REQUIRED TASK.
From the entries below, count every line that contains the word "comments". Please give the number and nothing else.

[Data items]
[BEGIN]

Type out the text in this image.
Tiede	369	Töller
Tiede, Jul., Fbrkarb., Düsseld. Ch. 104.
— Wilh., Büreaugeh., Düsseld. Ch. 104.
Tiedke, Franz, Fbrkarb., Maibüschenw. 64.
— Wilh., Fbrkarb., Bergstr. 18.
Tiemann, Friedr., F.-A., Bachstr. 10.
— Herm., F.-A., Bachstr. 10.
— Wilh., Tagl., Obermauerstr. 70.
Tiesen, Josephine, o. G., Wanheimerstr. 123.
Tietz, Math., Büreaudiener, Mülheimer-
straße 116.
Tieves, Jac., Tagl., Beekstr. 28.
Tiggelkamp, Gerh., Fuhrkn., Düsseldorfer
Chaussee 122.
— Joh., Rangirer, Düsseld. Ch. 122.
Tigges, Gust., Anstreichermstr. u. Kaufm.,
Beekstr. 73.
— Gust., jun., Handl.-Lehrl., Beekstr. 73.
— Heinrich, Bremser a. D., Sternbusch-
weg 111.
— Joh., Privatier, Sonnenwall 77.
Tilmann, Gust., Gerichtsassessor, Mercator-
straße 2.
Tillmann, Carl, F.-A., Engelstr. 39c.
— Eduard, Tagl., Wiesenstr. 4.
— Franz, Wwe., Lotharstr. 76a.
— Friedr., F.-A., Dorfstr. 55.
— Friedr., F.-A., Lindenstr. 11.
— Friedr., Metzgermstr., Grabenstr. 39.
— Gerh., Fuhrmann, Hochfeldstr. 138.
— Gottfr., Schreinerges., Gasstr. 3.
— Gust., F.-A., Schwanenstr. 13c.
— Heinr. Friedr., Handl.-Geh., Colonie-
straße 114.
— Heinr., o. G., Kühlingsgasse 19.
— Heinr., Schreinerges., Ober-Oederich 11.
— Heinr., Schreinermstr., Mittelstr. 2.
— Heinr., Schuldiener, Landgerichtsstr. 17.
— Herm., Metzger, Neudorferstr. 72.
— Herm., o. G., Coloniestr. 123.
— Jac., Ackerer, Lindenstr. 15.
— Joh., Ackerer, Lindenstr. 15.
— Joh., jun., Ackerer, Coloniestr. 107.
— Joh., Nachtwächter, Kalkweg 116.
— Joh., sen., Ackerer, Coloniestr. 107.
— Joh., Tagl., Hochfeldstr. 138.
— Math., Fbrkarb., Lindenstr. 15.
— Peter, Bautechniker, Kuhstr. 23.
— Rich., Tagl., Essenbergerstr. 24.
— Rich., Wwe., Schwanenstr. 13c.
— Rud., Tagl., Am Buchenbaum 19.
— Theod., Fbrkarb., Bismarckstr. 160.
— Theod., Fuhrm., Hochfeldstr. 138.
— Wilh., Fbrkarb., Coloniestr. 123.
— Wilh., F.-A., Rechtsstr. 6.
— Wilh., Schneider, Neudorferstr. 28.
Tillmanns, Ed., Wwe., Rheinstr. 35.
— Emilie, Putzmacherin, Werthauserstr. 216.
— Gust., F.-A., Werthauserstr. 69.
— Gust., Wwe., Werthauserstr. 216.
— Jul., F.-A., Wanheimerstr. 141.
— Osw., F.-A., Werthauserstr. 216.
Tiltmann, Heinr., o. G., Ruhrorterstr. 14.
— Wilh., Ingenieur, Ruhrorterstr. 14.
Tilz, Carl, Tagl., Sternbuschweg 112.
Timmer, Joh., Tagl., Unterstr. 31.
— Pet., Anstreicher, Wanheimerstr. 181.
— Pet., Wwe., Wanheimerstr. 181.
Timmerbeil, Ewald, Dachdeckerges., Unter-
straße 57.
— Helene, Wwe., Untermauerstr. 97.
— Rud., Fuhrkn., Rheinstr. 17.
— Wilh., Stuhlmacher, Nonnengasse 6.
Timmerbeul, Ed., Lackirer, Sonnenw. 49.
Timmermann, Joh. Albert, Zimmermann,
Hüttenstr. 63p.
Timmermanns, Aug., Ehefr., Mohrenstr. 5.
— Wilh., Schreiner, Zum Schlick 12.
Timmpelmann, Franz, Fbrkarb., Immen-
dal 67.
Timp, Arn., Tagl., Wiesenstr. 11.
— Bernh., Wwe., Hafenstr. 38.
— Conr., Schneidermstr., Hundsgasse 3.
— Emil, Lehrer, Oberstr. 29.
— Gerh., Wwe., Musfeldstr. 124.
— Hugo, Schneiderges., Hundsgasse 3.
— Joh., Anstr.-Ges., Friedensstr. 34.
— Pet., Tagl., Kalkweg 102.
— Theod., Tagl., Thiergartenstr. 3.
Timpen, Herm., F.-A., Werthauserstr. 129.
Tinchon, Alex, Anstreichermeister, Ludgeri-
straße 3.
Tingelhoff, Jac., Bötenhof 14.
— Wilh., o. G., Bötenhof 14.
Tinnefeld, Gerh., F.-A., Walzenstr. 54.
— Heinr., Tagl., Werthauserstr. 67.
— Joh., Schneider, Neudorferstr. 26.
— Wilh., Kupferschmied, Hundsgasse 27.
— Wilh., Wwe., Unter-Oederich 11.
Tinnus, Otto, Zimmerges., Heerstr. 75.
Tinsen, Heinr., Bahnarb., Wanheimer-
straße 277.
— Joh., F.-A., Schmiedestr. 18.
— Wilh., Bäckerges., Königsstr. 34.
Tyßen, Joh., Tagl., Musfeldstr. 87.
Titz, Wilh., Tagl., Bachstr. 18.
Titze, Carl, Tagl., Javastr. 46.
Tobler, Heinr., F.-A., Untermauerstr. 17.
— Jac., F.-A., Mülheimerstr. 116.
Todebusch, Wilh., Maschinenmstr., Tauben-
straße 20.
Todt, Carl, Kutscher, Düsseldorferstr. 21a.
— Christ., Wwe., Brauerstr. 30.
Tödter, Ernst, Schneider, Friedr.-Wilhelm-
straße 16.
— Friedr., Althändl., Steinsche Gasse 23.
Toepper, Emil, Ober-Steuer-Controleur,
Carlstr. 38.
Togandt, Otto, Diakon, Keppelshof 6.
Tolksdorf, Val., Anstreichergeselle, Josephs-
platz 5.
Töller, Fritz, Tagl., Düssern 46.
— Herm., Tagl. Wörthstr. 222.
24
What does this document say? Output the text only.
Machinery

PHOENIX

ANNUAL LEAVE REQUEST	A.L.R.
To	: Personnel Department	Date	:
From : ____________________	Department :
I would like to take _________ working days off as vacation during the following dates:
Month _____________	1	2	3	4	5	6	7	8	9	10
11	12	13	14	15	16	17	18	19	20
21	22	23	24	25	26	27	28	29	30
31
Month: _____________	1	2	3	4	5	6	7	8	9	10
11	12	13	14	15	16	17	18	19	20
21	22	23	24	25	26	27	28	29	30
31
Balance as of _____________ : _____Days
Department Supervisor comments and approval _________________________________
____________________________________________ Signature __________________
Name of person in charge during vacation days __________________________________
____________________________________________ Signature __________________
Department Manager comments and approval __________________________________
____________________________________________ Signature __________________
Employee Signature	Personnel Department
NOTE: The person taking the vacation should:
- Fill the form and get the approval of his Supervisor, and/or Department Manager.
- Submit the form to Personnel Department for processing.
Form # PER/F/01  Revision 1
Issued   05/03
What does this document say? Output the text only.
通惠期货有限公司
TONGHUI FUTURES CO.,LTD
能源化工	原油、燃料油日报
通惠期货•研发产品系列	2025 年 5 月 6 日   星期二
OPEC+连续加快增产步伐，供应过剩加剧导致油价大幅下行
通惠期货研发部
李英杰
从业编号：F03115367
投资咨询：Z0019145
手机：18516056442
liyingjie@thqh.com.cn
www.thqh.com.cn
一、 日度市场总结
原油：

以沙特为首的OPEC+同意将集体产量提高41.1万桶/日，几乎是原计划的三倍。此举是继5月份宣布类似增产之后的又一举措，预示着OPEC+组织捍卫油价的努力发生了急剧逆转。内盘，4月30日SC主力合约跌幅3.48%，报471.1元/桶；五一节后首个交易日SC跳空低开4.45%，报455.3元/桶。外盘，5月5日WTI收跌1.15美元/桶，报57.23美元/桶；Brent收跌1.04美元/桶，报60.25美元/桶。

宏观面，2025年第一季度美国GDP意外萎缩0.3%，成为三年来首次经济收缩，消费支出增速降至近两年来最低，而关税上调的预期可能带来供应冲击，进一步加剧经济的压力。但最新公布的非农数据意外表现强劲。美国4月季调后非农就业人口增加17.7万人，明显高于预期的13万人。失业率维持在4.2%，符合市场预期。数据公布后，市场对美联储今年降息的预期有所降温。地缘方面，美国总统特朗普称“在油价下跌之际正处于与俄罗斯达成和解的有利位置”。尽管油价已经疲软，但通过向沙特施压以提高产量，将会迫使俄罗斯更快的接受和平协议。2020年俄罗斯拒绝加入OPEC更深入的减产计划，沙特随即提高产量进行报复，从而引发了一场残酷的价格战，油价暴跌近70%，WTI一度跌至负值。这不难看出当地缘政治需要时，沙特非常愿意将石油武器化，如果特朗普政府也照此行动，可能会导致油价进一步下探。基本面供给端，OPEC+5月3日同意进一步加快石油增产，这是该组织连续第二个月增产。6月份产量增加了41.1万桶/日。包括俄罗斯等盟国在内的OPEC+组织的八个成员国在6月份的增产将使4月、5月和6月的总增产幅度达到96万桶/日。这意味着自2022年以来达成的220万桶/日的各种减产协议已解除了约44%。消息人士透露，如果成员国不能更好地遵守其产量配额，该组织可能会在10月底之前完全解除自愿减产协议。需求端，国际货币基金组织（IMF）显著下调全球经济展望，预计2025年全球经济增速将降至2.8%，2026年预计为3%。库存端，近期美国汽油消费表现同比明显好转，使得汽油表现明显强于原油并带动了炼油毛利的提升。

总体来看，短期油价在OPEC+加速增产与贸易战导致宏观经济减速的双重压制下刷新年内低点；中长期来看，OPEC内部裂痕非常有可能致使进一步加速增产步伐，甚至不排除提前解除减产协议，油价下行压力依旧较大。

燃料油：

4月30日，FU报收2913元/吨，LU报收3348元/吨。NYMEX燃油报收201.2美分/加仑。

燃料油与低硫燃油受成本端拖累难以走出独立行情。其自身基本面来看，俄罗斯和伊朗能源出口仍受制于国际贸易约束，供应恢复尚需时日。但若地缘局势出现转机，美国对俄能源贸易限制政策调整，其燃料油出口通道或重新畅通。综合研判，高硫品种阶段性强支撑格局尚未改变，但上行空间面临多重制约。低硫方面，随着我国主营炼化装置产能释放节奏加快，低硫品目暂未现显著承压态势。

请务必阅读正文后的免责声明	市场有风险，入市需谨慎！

[END]

THE COMPLETED TASK.
2